Start of THE RECORDS

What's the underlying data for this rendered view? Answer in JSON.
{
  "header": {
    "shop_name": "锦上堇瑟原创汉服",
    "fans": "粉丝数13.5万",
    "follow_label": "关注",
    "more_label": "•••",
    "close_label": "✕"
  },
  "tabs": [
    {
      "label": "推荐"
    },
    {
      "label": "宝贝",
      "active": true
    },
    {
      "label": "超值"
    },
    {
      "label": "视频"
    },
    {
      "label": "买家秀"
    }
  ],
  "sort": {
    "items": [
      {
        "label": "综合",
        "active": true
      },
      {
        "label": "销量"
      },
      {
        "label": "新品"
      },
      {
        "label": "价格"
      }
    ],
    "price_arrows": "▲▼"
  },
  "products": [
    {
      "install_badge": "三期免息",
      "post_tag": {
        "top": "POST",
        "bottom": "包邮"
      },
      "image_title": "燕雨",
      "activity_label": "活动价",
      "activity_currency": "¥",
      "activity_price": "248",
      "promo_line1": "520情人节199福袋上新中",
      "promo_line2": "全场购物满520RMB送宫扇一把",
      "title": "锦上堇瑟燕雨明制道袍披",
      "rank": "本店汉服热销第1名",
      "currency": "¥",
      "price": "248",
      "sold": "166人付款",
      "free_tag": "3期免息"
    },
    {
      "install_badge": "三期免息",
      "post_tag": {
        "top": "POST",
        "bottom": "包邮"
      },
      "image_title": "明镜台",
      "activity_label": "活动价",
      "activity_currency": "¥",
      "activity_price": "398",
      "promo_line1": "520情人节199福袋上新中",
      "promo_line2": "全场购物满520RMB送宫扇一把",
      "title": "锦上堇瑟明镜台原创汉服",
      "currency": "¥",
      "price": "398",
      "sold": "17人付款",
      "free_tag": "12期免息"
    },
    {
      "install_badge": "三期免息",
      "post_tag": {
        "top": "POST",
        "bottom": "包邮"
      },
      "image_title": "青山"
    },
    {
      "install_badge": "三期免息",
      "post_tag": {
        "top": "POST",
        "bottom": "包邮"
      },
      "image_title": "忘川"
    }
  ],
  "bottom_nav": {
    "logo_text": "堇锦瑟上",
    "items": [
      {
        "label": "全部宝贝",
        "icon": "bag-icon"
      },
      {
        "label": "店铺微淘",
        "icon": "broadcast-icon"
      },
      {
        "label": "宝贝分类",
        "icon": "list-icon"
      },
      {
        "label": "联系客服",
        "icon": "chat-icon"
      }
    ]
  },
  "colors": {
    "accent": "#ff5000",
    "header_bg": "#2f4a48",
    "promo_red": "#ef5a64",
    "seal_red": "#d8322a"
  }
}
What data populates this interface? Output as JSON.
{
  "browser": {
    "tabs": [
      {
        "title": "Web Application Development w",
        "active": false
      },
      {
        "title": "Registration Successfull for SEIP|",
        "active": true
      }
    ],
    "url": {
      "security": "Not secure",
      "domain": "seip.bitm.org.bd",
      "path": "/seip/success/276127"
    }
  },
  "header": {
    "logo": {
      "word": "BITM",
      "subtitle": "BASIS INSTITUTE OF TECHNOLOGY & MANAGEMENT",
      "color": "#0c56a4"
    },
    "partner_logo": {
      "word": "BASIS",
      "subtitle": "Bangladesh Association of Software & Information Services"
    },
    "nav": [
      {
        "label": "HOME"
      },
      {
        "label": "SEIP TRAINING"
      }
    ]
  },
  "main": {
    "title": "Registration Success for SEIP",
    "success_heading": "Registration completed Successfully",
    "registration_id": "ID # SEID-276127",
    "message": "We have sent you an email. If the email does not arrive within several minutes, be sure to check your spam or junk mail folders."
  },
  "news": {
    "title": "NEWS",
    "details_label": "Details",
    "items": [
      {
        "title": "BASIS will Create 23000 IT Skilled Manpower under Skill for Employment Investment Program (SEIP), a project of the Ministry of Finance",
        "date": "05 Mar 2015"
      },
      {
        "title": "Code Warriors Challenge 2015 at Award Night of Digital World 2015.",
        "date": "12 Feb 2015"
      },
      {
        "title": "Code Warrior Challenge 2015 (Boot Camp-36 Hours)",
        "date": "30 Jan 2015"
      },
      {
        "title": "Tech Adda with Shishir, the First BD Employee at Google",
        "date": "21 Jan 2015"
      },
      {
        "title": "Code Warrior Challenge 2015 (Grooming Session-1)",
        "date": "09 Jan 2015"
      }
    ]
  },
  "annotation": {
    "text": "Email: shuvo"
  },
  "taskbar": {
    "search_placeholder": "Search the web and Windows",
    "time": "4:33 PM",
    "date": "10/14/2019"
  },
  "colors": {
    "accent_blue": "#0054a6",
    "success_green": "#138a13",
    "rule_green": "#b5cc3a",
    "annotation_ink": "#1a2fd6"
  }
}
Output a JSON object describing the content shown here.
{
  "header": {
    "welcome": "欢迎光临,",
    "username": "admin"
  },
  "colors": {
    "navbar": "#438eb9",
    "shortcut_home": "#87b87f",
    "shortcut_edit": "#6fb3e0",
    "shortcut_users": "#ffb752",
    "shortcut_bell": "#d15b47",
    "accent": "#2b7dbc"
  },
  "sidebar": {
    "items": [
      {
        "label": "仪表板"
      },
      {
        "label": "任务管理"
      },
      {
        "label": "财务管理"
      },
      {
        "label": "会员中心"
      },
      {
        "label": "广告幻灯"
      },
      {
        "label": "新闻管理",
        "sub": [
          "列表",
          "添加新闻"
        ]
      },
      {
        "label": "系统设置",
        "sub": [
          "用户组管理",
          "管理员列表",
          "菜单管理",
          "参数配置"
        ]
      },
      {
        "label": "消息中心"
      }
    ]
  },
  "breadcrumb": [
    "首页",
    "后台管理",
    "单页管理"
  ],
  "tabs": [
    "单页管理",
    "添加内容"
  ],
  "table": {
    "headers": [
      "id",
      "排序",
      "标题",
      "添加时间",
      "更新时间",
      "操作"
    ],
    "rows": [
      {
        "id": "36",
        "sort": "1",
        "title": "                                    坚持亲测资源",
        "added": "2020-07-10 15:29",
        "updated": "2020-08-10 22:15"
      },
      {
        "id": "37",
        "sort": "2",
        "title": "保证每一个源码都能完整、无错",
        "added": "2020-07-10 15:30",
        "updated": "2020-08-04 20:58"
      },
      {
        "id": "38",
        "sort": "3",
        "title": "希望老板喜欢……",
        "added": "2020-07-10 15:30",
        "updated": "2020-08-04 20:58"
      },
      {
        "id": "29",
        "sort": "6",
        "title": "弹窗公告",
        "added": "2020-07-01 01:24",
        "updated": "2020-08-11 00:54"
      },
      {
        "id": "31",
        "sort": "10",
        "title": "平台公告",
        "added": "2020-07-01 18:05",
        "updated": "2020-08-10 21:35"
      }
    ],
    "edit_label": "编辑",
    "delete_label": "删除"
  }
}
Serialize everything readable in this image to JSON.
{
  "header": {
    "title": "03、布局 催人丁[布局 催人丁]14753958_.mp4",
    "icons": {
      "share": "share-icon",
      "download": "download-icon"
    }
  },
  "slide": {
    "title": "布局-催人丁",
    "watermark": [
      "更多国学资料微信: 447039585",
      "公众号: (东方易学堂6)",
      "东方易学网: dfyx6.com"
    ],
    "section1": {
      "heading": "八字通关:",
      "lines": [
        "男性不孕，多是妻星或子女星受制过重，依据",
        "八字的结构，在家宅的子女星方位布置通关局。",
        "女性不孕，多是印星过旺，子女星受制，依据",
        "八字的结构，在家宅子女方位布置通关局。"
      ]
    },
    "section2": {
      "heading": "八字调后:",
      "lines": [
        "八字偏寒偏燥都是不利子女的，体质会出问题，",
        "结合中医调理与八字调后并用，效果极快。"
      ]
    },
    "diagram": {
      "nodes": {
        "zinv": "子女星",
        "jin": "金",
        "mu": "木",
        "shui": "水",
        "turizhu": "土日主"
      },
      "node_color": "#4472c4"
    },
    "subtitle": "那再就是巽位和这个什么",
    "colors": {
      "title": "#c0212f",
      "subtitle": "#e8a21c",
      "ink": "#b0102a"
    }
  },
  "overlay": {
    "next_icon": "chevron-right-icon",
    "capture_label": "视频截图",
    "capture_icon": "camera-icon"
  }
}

End of THE RECORDS

* [DIRECTIVE]
Determine the number of lines where the string "Code" occurs, and give that number only.

* [ANSWER FOR THIS EXERCISE]
3